Every record must be repeated exactly, with no omission.

━━━

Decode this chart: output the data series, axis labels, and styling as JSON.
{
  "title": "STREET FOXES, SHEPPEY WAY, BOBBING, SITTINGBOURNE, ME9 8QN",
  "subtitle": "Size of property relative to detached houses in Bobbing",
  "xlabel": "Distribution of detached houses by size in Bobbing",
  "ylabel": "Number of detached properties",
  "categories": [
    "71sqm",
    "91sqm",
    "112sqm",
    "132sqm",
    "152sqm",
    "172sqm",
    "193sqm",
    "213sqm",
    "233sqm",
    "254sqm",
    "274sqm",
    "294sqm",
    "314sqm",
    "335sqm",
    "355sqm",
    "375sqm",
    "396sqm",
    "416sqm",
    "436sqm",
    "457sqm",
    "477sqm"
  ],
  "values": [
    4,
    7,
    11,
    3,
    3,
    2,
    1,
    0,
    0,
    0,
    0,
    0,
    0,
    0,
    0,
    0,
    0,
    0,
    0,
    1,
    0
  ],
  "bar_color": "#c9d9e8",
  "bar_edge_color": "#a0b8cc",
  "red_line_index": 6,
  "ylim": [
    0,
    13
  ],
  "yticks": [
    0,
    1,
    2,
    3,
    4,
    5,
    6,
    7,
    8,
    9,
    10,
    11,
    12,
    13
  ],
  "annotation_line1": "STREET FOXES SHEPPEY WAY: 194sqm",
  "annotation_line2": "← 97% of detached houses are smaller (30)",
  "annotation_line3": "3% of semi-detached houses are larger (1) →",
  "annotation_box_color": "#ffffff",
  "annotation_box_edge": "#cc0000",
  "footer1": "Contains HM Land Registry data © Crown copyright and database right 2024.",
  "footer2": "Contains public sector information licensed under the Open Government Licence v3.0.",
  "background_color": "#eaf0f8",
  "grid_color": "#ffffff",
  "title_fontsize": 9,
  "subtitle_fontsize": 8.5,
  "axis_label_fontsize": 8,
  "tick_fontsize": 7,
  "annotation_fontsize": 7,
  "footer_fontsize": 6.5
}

━━━

* **Answer to this task**:
Decode this chart: output the data series, axis labels, and styling as JSON.
{
  "title": "STREET FOXES, SHEPPEY WAY, BOBBING, SITTINGBOURNE, ME9 8QN",
  "subtitle": "Size of property relative to detached houses in Bobbing",
  "xlabel": "Distribution of detached houses by size in Bobbing",
  "ylabel": "Number of detached properties",
  "categories": [
    "71sqm",
    "91sqm",
    "112sqm",
    "132sqm",
    "152sqm",
    "172sqm",
    "193sqm",
    "213sqm",
    "233sqm",
    "254sqm",
    "274sqm",
    "294sqm",
    "314sqm",
    "335sqm",
    "355sqm",
    "375sqm",
    "396sqm",
    "416sqm",
    "436sqm",
    "457sqm",
    "477sqm"
  ],
  "values": [
    4,
    7,
    11,
    3,
    3,
    2,
    1,
    0,
    0,
    0,
    0,
    0,
    0,
    0,
    0,
    0,
    0,
    0,
    0,
    1,
    0
  ],
  "bar_color": "#c9d9e8",
  "bar_edge_color": "#a0b8cc",
  "red_line_index": 6,
  "ylim": [
    0,
    13
  ],
  "yticks": [
    0,
    1,
    2,
    3,
    4,
    5,
    6,
    7,
    8,
    9,
    10,
    11,
    12,
    13
  ],
  "annotation_line1": "STREET FOXES SHEPPEY WAY: 194sqm",
  "annotation_line2": "← 97% of detached houses are smaller (30)",
  "annotation_line3": "3% of semi-detached houses are larger (1) →",
  "annotation_box_color": "#ffffff",
  "annotation_box_edge": "#cc0000",
  "footer1": "Contains HM Land Registry data © Crown copyright and database right 2024.",
  "footer2": "Contains public sector information licensed under the Open Government Licence v3.0.",
  "background_color": "#eaf0f8",
  "grid_color": "#ffffff",
  "title_fontsize": 9,
  "subtitle_fontsize": 8.5,
  "axis_label_fontsize": 8,
  "tick_fontsize": 7,
  "annotation_fontsize": 7,
  "footer_fontsize": 6.5
}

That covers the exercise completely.